━━━ Data for the task

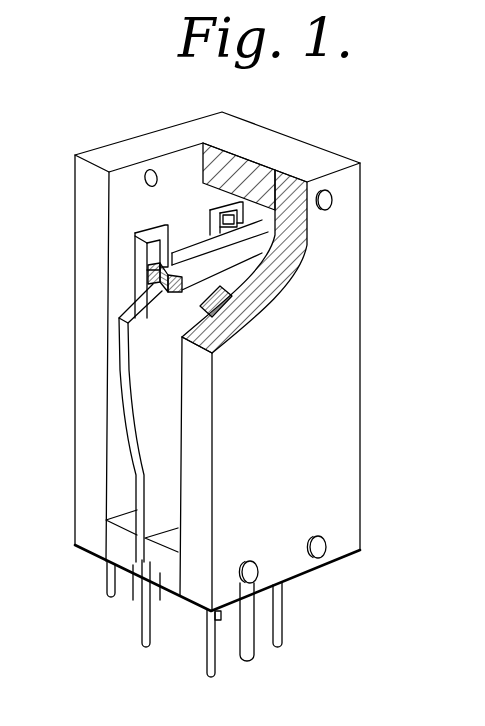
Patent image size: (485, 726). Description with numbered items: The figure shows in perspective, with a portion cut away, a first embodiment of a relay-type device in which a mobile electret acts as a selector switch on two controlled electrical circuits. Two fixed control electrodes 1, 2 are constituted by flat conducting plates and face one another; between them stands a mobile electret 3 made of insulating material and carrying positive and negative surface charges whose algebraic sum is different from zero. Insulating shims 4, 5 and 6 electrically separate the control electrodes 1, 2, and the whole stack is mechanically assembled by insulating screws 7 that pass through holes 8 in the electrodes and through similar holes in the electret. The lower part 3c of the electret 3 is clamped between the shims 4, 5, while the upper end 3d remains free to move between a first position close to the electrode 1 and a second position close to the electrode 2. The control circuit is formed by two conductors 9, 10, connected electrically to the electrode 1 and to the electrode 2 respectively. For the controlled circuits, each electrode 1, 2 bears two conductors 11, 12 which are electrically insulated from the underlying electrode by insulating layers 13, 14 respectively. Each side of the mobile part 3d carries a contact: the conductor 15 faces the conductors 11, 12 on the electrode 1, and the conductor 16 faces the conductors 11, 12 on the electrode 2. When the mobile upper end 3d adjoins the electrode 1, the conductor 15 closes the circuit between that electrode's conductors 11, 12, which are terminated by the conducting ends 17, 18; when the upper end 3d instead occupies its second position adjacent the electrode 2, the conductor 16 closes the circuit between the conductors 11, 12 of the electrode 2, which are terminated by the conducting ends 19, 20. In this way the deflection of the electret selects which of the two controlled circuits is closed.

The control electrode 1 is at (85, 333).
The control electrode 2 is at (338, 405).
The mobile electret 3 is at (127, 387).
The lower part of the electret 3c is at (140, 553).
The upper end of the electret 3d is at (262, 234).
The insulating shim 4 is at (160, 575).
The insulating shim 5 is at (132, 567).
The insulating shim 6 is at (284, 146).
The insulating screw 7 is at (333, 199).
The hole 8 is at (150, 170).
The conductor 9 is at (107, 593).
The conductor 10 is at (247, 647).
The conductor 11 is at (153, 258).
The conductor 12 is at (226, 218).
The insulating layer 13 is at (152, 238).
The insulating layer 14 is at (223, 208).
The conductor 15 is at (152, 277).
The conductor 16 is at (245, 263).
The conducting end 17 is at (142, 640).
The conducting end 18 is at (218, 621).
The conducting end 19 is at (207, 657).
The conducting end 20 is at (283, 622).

━━━━━━
━━━ Data for the task

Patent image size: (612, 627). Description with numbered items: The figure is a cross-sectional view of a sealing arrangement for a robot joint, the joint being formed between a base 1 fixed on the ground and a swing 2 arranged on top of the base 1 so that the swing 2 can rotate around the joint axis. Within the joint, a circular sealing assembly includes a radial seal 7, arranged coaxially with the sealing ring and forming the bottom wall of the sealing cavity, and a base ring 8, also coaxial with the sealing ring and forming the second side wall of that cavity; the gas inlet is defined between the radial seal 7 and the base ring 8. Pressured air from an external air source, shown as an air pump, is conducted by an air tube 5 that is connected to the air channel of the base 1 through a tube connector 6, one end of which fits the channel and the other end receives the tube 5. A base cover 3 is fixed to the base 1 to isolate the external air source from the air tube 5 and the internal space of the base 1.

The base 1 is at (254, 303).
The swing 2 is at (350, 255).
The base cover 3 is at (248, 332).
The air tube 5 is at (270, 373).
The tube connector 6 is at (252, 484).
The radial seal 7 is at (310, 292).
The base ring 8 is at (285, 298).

━━━━━━

[Task instructions] Copy out, character for character, every line in the section that starts with the line containing "Patent image size: (612, 627)." and ends with the line containing "The base ring 8 is at (285, 298).", including both of those lines.

[Task response]
Patent image size: (612, 627). Description with numbered items: The figure is a cross-sectional view of a sealing arrangement for a robot joint, the joint being formed between a base 1 fixed on the ground and a swing 2 arranged on top of the base 1 so that the swing 2 can rotate around the joint axis. Within the joint, a circular sealing assembly includes a radial seal 7, arranged coaxially with the sealing ring and forming the bottom wall of the sealing cavity, and a base ring 8, also coaxial with the sealing ring and forming the second side wall of that cavity; the gas inlet is defined between the radial seal 7 and the base ring 8. Pressured air from an external air source, shown as an air pump, is conducted by an air tube 5 that is connected to the air channel of the base 1 through a tube connector 6, one end of which fits the channel and the other end receives the tube 5. A base cover 3 is fixed to the base 1 to isolate the external air source from the air tube 5 and the internal space of the base 1.

The base 1 is at (254, 303).
The swing 2 is at (350, 255).
The base cover 3 is at (248, 332).
The air tube 5 is at (270, 373).
The tube connector 6 is at (252, 484).
The radial seal 7 is at (310, 292).
The base ring 8 is at (285, 298).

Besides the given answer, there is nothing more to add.